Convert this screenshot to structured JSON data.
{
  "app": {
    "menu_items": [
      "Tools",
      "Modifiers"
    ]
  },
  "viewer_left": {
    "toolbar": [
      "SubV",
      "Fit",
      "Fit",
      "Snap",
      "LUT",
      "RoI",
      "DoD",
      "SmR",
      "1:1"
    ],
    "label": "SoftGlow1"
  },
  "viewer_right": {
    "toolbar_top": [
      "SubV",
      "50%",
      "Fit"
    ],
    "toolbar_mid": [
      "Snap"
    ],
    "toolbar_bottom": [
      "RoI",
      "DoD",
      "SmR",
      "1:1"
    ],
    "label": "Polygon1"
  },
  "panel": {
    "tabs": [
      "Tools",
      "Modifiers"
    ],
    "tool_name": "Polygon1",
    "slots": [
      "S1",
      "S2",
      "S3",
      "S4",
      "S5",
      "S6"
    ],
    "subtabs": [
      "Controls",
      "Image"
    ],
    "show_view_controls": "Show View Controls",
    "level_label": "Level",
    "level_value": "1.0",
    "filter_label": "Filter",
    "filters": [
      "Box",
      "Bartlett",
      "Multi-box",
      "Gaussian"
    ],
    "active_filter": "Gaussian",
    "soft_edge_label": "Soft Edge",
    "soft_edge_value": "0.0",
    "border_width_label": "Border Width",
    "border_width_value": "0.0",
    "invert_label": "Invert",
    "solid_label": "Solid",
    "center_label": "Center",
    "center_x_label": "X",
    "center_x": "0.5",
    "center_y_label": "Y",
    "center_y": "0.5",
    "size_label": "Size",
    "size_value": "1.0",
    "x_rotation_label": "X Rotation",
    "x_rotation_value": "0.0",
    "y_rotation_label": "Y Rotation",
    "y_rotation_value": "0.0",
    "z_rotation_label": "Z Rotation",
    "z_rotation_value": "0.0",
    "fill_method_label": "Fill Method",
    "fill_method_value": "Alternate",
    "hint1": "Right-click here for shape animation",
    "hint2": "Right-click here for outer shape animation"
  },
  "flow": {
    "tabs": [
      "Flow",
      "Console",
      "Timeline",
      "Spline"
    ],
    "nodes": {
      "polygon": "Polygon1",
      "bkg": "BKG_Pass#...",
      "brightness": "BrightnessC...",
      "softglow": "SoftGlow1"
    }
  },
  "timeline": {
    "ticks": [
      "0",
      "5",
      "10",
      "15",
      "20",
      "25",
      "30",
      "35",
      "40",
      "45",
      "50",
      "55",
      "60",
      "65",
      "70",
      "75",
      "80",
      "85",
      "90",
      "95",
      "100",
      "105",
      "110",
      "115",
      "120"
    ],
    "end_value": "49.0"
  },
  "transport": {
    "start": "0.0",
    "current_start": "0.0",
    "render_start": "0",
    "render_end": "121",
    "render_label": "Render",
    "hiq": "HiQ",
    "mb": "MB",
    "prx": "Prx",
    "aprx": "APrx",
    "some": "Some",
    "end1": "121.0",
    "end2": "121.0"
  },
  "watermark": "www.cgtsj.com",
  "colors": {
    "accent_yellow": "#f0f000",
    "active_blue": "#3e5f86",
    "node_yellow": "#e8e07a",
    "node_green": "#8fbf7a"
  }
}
_ _ _ _ _ _ _
Aim of the exercise: Make an exact copy of every line in the data.

Response for this exercise:
Convert this screenshot to structured JSON data.
{
  "app": {
    "menu_items": [
      "Tools",
      "Modifiers"
    ]
  },
  "viewer_left": {
    "toolbar": [
      "SubV",
      "Fit",
      "Fit",
      "Snap",
      "LUT",
      "RoI",
      "DoD",
      "SmR",
      "1:1"
    ],
    "label": "SoftGlow1"
  },
  "viewer_right": {
    "toolbar_top": [
      "SubV",
      "50%",
      "Fit"
    ],
    "toolbar_mid": [
      "Snap"
    ],
    "toolbar_bottom": [
      "RoI",
      "DoD",
      "SmR",
      "1:1"
    ],
    "label": "Polygon1"
  },
  "panel": {
    "tabs": [
      "Tools",
      "Modifiers"
    ],
    "tool_name": "Polygon1",
    "slots": [
      "S1",
      "S2",
      "S3",
      "S4",
      "S5",
      "S6"
    ],
    "subtabs": [
      "Controls",
      "Image"
    ],
    "show_view_controls": "Show View Controls",
    "level_label": "Level",
    "level_value": "1.0",
    "filter_label": "Filter",
    "filters": [
      "Box",
      "Bartlett",
      "Multi-box",
      "Gaussian"
    ],
    "active_filter": "Gaussian",
    "soft_edge_label": "Soft Edge",
    "soft_edge_value": "0.0",
    "border_width_label": "Border Width",
    "border_width_value": "0.0",
    "invert_label": "Invert",
    "solid_label": "Solid",
    "center_label": "Center",
    "center_x_label": "X",
    "center_x": "0.5",
    "center_y_label": "Y",
    "center_y": "0.5",
    "size_label": "Size",
    "size_value": "1.0",
    "x_rotation_label": "X Rotation",
    "x_rotation_value": "0.0",
    "y_rotation_label": "Y Rotation",
    "y_rotation_value": "0.0",
    "z_rotation_label": "Z Rotation",
    "z_rotation_value": "0.0",
    "fill_method_label": "Fill Method",
    "fill_method_value": "Alternate",
    "hint1": "Right-click here for shape animation",
    "hint2": "Right-click here for outer shape animation"
  },
  "flow": {
    "tabs": [
      "Flow",
      "Console",
      "Timeline",
      "Spline"
    ],
    "nodes": {
      "polygon": "Polygon1",
      "bkg": "BKG_Pass#...",
      "brightness": "BrightnessC...",
      "softglow": "SoftGlow1"
    }
  },
  "timeline": {
    "ticks": [
      "0",
      "5",
      "10",
      "15",
      "20",
      "25",
      "30",
      "35",
      "40",
      "45",
      "50",
      "55",
      "60",
      "65",
      "70",
      "75",
      "80",
      "85",
      "90",
      "95",
      "100",
      "105",
      "110",
      "115",
      "120"
    ],
    "end_value": "49.0"
  },
  "transport": {
    "start": "0.0",
    "current_start": "0.0",
    "render_start": "0",
    "render_end": "121",
    "render_label": "Render",
    "hiq": "HiQ",
    "mb": "MB",
    "prx": "Prx",
    "aprx": "APrx",
    "some": "Some",
    "end1": "121.0",
    "end2": "121.0"
  },
  "watermark": "www.cgtsj.com",
  "colors": {
    "accent_yellow": "#f0f000",
    "active_blue": "#3e5f86",
    "node_yellow": "#e8e07a",
    "node_green": "#8fbf7a"
  }
}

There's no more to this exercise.